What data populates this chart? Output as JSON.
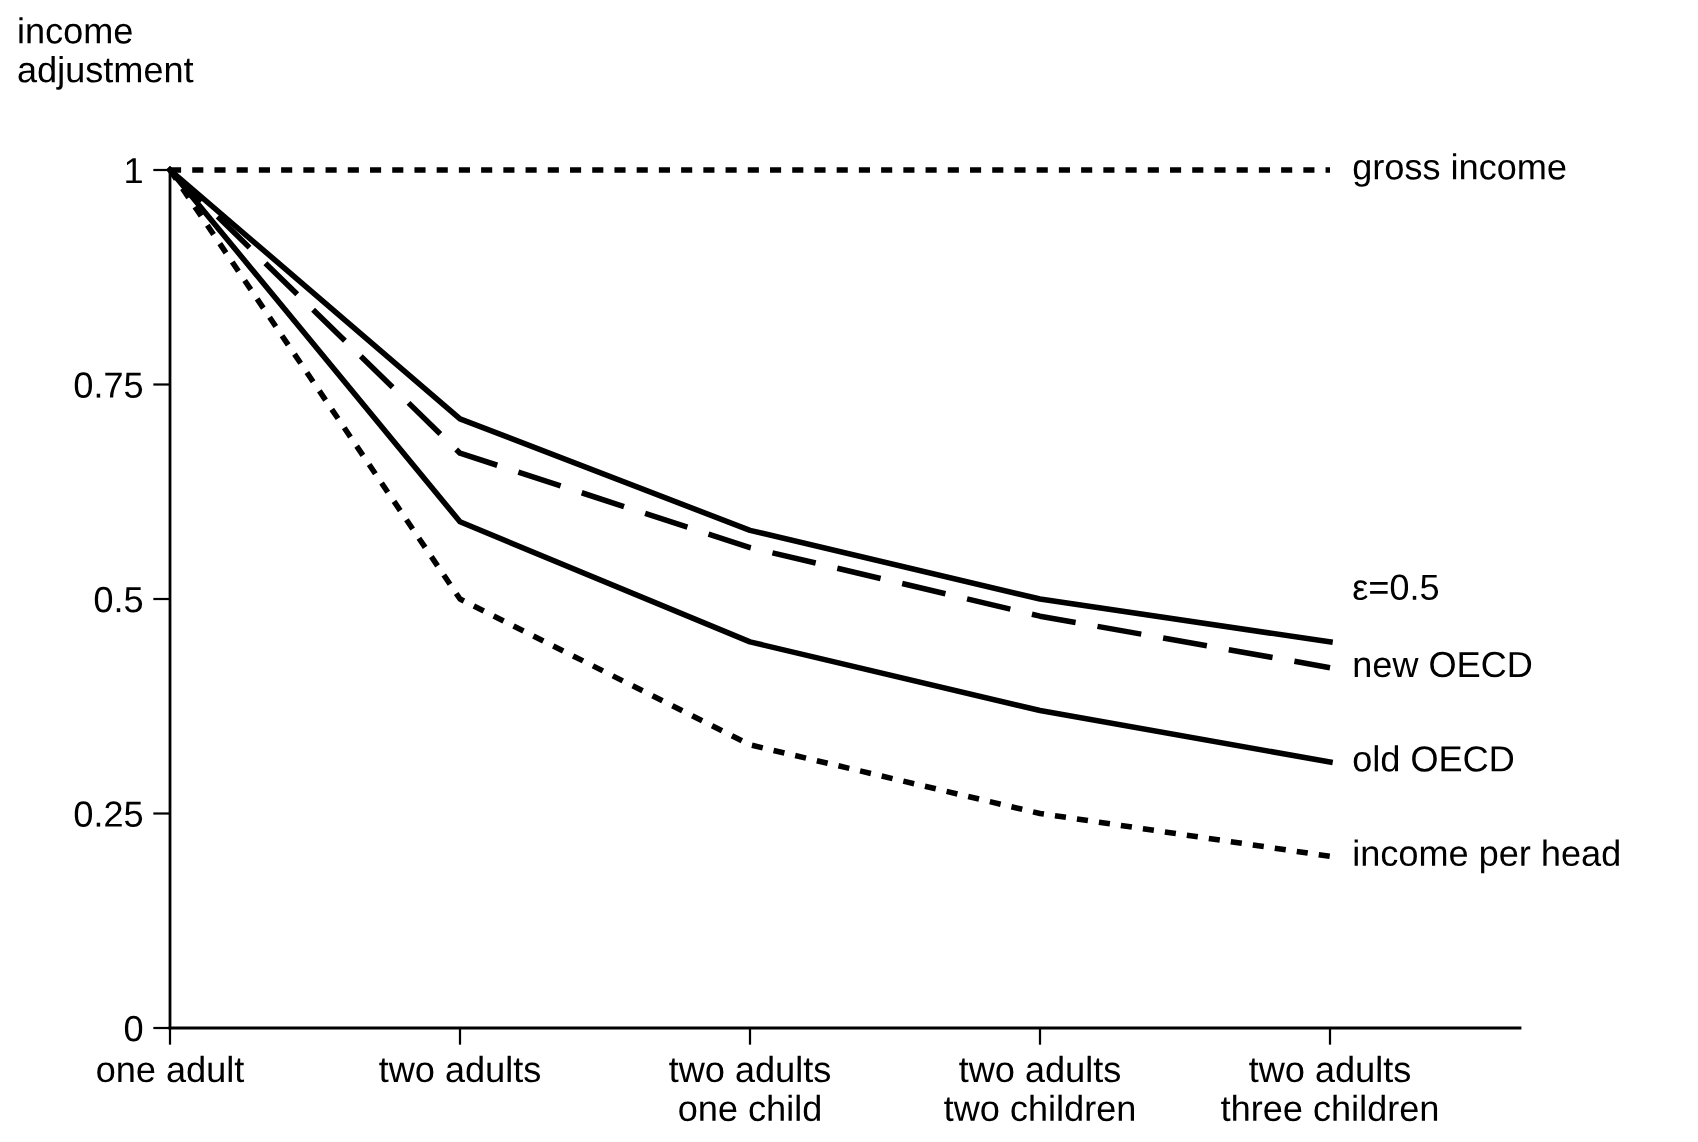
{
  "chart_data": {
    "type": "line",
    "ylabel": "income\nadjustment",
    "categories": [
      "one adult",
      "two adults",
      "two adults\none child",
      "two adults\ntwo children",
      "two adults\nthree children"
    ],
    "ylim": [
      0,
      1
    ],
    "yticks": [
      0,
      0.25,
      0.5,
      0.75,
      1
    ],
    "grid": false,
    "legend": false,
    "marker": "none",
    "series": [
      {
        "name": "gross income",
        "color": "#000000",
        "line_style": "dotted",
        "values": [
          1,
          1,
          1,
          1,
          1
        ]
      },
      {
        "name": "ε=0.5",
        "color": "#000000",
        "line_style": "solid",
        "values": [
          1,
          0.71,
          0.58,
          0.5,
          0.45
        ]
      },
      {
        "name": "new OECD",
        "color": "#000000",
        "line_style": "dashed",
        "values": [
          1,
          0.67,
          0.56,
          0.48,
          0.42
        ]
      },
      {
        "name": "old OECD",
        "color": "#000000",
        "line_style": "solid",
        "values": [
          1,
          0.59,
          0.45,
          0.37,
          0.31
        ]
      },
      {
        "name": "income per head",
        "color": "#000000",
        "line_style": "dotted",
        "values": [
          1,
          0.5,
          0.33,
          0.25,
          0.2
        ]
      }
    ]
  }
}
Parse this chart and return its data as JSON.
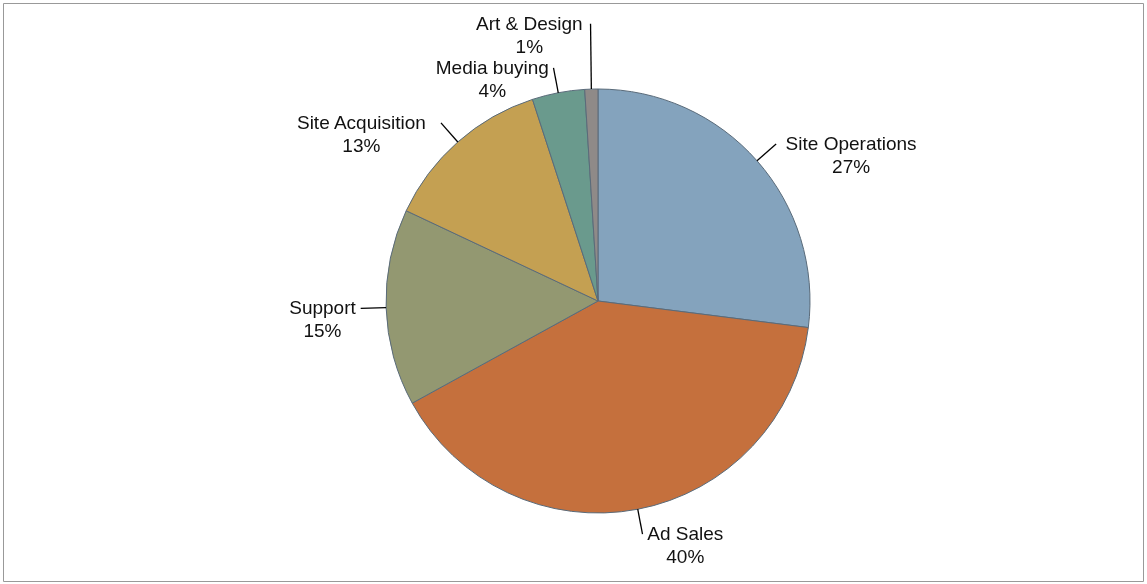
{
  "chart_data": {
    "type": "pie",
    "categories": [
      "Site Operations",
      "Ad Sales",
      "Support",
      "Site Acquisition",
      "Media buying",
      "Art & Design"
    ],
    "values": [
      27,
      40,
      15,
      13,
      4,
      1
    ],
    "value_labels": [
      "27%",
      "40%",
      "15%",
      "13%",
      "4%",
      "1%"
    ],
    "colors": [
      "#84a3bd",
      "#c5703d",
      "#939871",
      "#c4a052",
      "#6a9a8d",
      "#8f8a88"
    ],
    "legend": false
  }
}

# # # #

## [Task to carry out]
Restate the whole of the material word for word without the pictures.

## [Expected answer]
What data populates this chart? Output as JSON.
{
  "chart_data": {
    "type": "line",
    "ylabel": "income\nadjustment",
    "categories": [
      "one adult",
      "two adults",
      "two adults\none child",
      "two adults\ntwo children",
      "two adults\nthree children"
    ],
    "ylim": [
      0,
      1
    ],
    "yticks": [
      0,
      0.25,
      0.5,
      0.75,
      1
    ],
    "grid": false,
    "legend": false,
    "marker": "none",
    "series": [
      {
        "name": "gross income",
        "color": "#000000",
        "line_style": "dotted",
        "values": [
          1,
          1,
          1,
          1,
          1
        ]
      },
      {
        "name": "ε=0.5",
        "color": "#000000",
        "line_style": "solid",
        "values": [
          1,
          0.71,
          0.58,
          0.5,
          0.45
        ]
      },
      {
        "name": "new OECD",
        "color": "#000000",
        "line_style": "dashed",
        "values": [
          1,
          0.67,
          0.56,
          0.48,
          0.42
        ]
      },
      {
        "name": "old OECD",
        "color": "#000000",
        "line_style": "solid",
        "values": [
          1,
          0.59,
          0.45,
          0.37,
          0.31
        ]
      },
      {
        "name": "income per head",
        "color": "#000000",
        "line_style": "dotted",
        "values": [
          1,
          0.5,
          0.33,
          0.25,
          0.2
        ]
      }
    ]
  }
}
Parse this chart and return its data as JSON.
{
  "chart_data": {
    "type": "pie",
    "categories": [
      "Site Operations",
      "Ad Sales",
      "Support",
      "Site Acquisition",
      "Media buying",
      "Art & Design"
    ],
    "values": [
      27,
      40,
      15,
      13,
      4,
      1
    ],
    "value_labels": [
      "27%",
      "40%",
      "15%",
      "13%",
      "4%",
      "1%"
    ],
    "colors": [
      "#84a3bd",
      "#c5703d",
      "#939871",
      "#c4a052",
      "#6a9a8d",
      "#8f8a88"
    ],
    "legend": false
  }
}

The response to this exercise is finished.